Records supplied

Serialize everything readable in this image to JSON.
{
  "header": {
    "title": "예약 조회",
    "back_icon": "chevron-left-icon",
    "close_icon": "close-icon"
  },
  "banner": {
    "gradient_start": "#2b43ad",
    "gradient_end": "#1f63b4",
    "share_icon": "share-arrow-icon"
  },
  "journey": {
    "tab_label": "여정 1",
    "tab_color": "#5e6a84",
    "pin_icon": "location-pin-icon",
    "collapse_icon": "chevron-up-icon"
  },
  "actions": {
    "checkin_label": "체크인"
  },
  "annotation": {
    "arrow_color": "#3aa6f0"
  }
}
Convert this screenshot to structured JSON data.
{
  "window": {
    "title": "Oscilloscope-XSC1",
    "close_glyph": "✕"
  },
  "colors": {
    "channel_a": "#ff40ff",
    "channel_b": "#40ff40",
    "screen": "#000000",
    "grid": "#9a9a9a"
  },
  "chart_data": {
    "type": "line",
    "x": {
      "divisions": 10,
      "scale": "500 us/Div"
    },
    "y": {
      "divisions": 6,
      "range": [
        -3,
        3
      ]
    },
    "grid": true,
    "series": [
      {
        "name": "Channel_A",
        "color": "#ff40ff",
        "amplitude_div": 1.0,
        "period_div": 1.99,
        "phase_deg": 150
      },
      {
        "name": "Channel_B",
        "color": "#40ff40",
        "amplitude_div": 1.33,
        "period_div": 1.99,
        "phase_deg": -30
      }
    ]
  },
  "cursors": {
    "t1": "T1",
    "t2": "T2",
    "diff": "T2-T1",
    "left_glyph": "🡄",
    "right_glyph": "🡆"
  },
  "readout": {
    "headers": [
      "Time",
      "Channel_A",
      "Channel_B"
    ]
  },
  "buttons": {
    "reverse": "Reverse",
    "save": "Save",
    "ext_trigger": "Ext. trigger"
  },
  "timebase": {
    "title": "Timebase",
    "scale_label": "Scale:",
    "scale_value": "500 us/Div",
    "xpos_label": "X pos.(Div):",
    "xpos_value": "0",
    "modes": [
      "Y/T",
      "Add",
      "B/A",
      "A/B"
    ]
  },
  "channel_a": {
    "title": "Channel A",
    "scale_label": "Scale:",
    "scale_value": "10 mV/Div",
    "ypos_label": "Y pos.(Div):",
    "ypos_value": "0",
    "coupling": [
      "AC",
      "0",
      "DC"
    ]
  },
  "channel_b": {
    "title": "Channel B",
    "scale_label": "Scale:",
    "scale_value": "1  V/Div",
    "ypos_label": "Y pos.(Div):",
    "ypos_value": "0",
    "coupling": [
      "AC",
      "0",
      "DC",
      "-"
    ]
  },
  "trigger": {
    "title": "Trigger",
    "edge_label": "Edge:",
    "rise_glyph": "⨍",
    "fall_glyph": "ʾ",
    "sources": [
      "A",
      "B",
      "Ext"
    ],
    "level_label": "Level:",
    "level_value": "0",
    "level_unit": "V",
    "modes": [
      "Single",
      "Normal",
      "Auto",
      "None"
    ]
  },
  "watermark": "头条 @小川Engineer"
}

Objective
Reproduce the full listing above, character for character.

Solution to this task
Serialize everything readable in this image to JSON.
{
  "header": {
    "title": "예약 조회",
    "back_icon": "chevron-left-icon",
    "close_icon": "close-icon"
  },
  "banner": {
    "gradient_start": "#2b43ad",
    "gradient_end": "#1f63b4",
    "share_icon": "share-arrow-icon"
  },
  "journey": {
    "tab_label": "여정 1",
    "tab_color": "#5e6a84",
    "pin_icon": "location-pin-icon",
    "collapse_icon": "chevron-up-icon"
  },
  "actions": {
    "checkin_label": "체크인"
  },
  "annotation": {
    "arrow_color": "#3aa6f0"
  }
}
Convert this screenshot to structured JSON data.
{
  "window": {
    "title": "Oscilloscope-XSC1",
    "close_glyph": "✕"
  },
  "colors": {
    "channel_a": "#ff40ff",
    "channel_b": "#40ff40",
    "screen": "#000000",
    "grid": "#9a9a9a"
  },
  "chart_data": {
    "type": "line",
    "x": {
      "divisions": 10,
      "scale": "500 us/Div"
    },
    "y": {
      "divisions": 6,
      "range": [
        -3,
        3
      ]
    },
    "grid": true,
    "series": [
      {
        "name": "Channel_A",
        "color": "#ff40ff",
        "amplitude_div": 1.0,
        "period_div": 1.99,
        "phase_deg": 150
      },
      {
        "name": "Channel_B",
        "color": "#40ff40",
        "amplitude_div": 1.33,
        "period_div": 1.99,
        "phase_deg": -30
      }
    ]
  },
  "cursors": {
    "t1": "T1",
    "t2": "T2",
    "diff": "T2-T1",
    "left_glyph": "🡄",
    "right_glyph": "🡆"
  },
  "readout": {
    "headers": [
      "Time",
      "Channel_A",
      "Channel_B"
    ]
  },
  "buttons": {
    "reverse": "Reverse",
    "save": "Save",
    "ext_trigger": "Ext. trigger"
  },
  "timebase": {
    "title": "Timebase",
    "scale_label": "Scale:",
    "scale_value": "500 us/Div",
    "xpos_label": "X pos.(Div):",
    "xpos_value": "0",
    "modes": [
      "Y/T",
      "Add",
      "B/A",
      "A/B"
    ]
  },
  "channel_a": {
    "title": "Channel A",
    "scale_label": "Scale:",
    "scale_value": "10 mV/Div",
    "ypos_label": "Y pos.(Div):",
    "ypos_value": "0",
    "coupling": [
      "AC",
      "0",
      "DC"
    ]
  },
  "channel_b": {
    "title": "Channel B",
    "scale_label": "Scale:",
    "scale_value": "1  V/Div",
    "ypos_label": "Y pos.(Div):",
    "ypos_value": "0",
    "coupling": [
      "AC",
      "0",
      "DC",
      "-"
    ]
  },
  "trigger": {
    "title": "Trigger",
    "edge_label": "Edge:",
    "rise_glyph": "⨍",
    "fall_glyph": "ʾ",
    "sources": [
      "A",
      "B",
      "Ext"
    ],
    "level_label": "Level:",
    "level_value": "0",
    "level_unit": "V",
    "modes": [
      "Single",
      "Normal",
      "Auto",
      "None"
    ]
  },
  "watermark": "头条 @小川Engineer"
}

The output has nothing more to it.